§ ASSIGNMENT: Return only those lines of the records below in which "text" appears.

[[ LISTED ENTRIES, beginning ]]

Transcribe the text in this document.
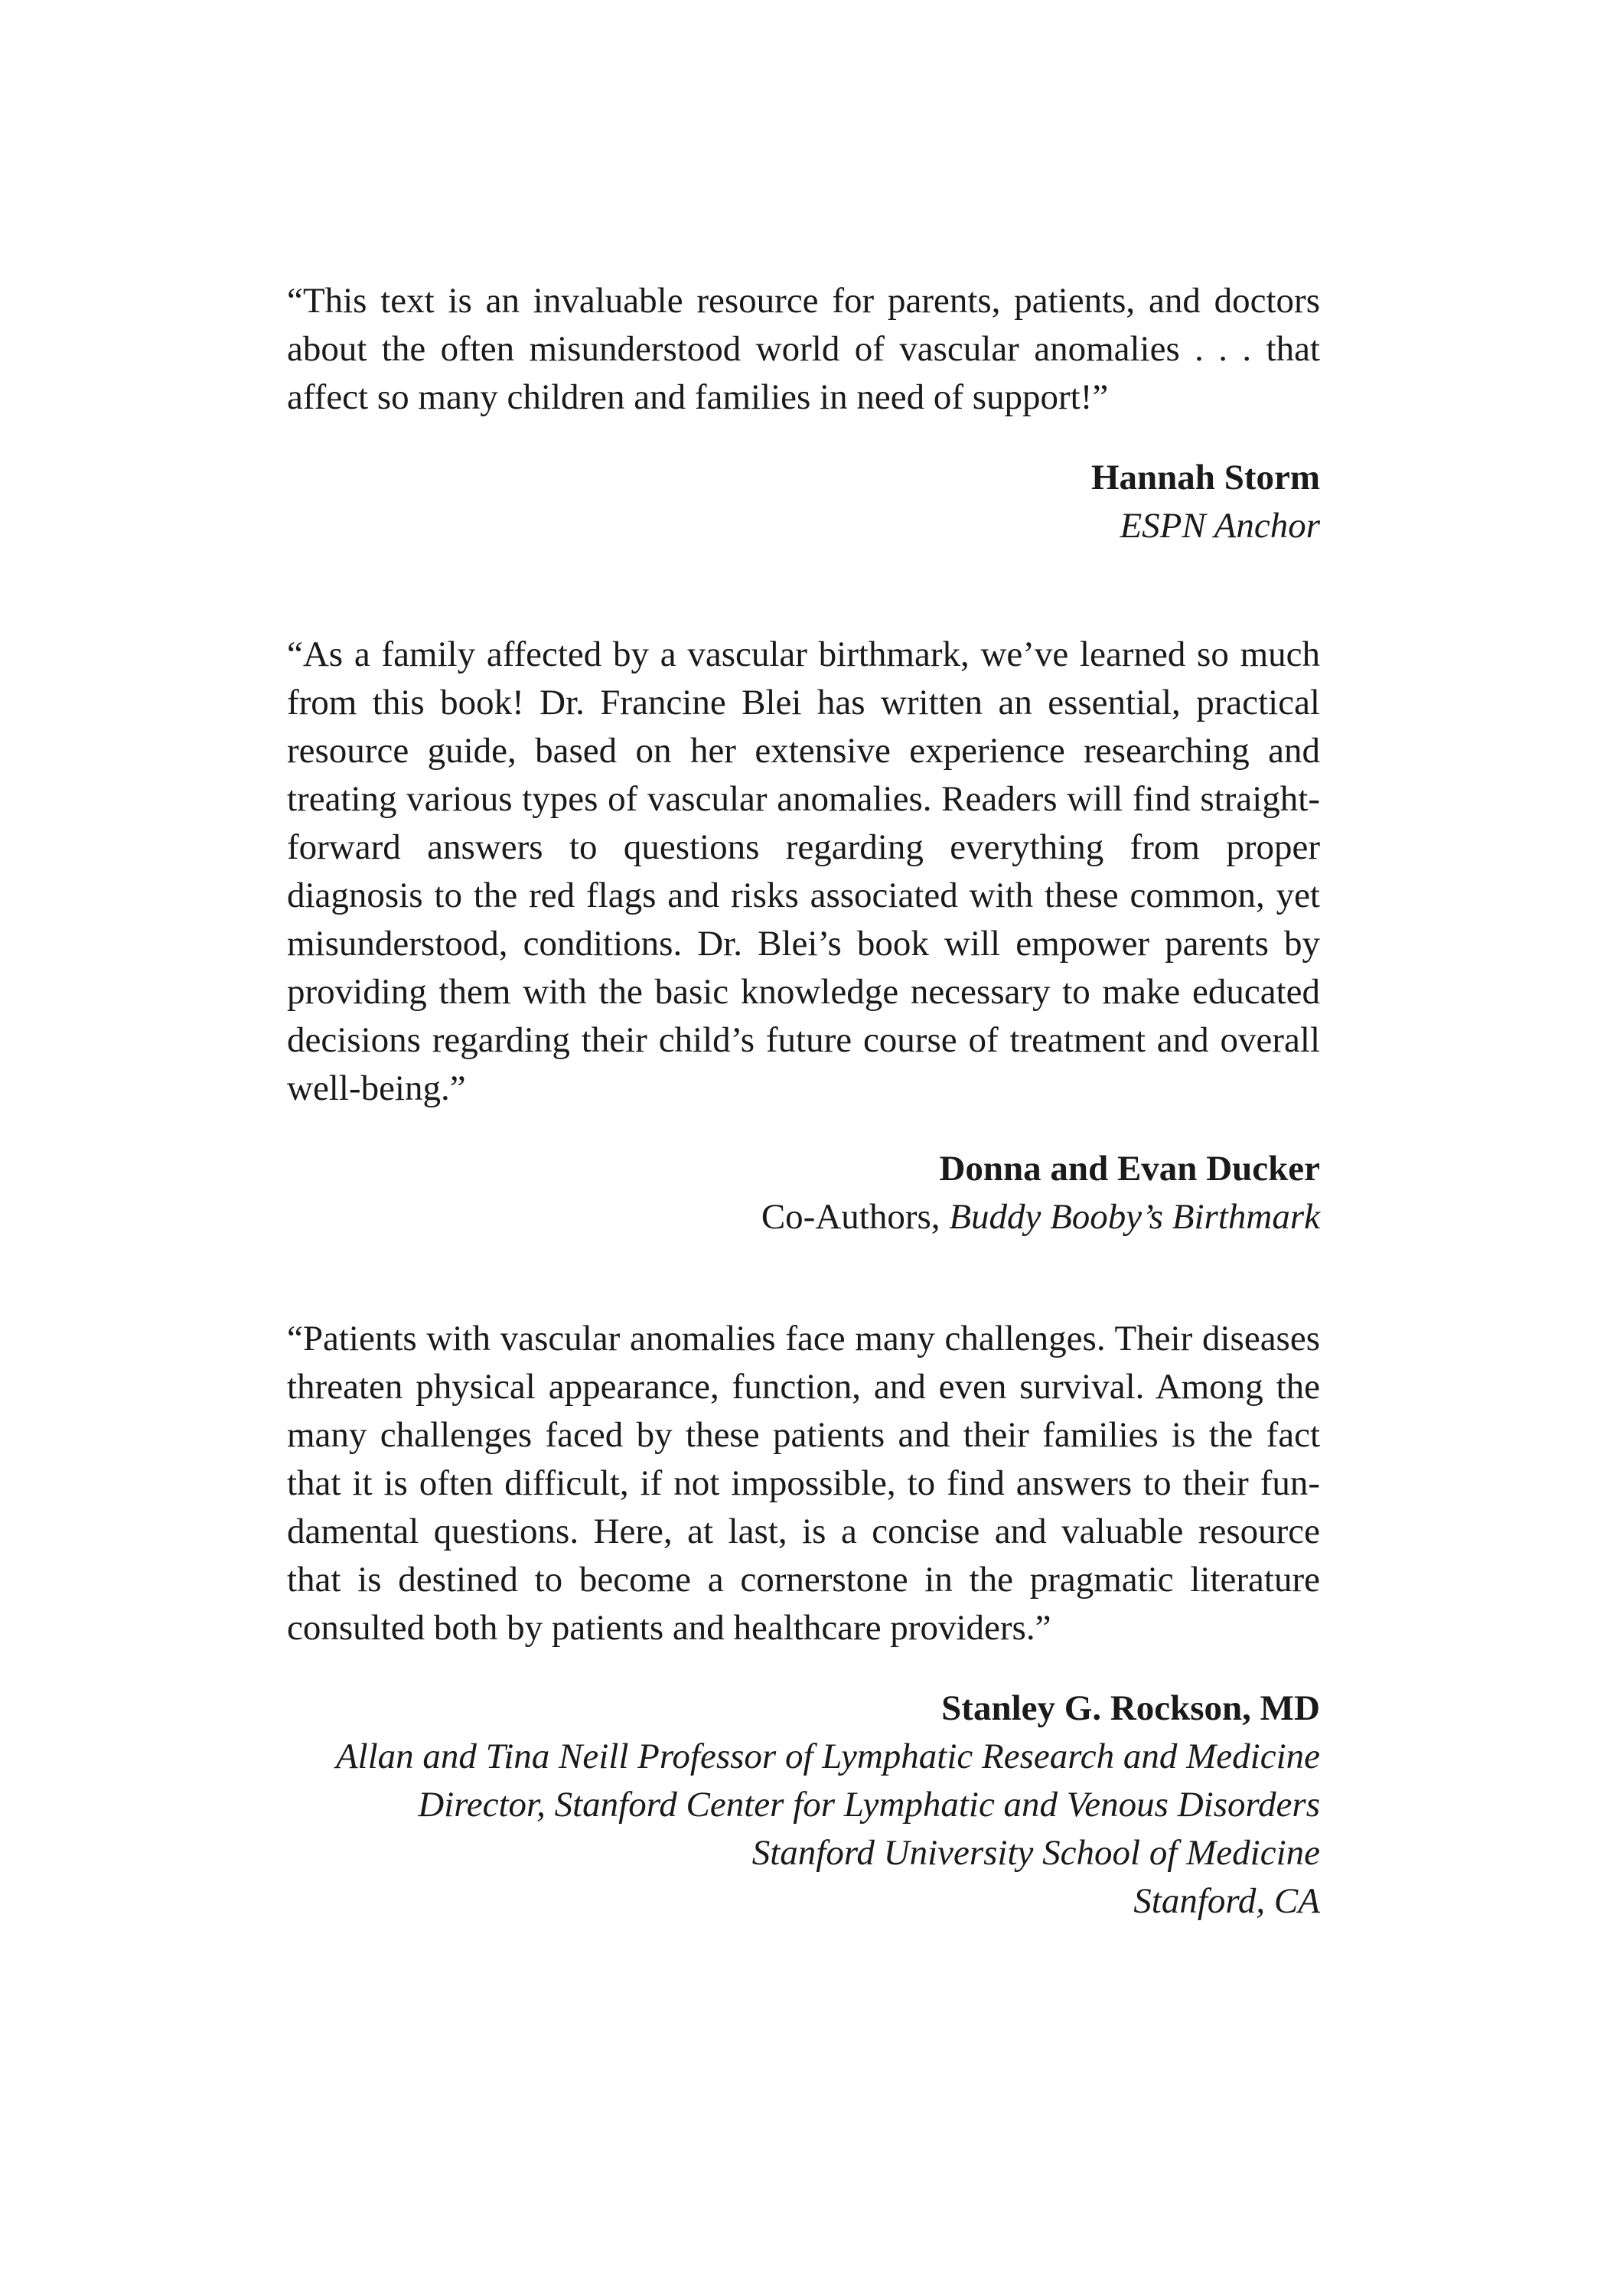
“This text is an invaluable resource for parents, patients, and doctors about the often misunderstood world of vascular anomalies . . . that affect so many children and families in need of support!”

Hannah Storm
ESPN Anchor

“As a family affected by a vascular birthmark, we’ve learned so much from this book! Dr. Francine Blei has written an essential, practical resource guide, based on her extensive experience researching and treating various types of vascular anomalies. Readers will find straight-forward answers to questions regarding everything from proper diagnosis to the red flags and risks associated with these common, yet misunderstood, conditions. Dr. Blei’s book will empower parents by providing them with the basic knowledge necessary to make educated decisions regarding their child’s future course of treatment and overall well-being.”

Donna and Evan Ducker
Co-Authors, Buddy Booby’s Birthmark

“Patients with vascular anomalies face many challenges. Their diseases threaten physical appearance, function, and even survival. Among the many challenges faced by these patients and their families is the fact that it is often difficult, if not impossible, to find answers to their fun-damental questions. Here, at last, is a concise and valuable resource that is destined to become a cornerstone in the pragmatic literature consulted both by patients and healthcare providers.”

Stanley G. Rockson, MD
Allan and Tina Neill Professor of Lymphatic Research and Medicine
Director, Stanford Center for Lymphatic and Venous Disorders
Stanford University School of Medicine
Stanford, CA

[[ LISTED ENTRIES, end ]]

§ EXERCISE RESULT:
Transcribe the text in this document.
“This text is an invaluable resource for parents, patients, and doctors about the often misunderstood world of vascular anomalies . . . that affect so many children and families in need of support!”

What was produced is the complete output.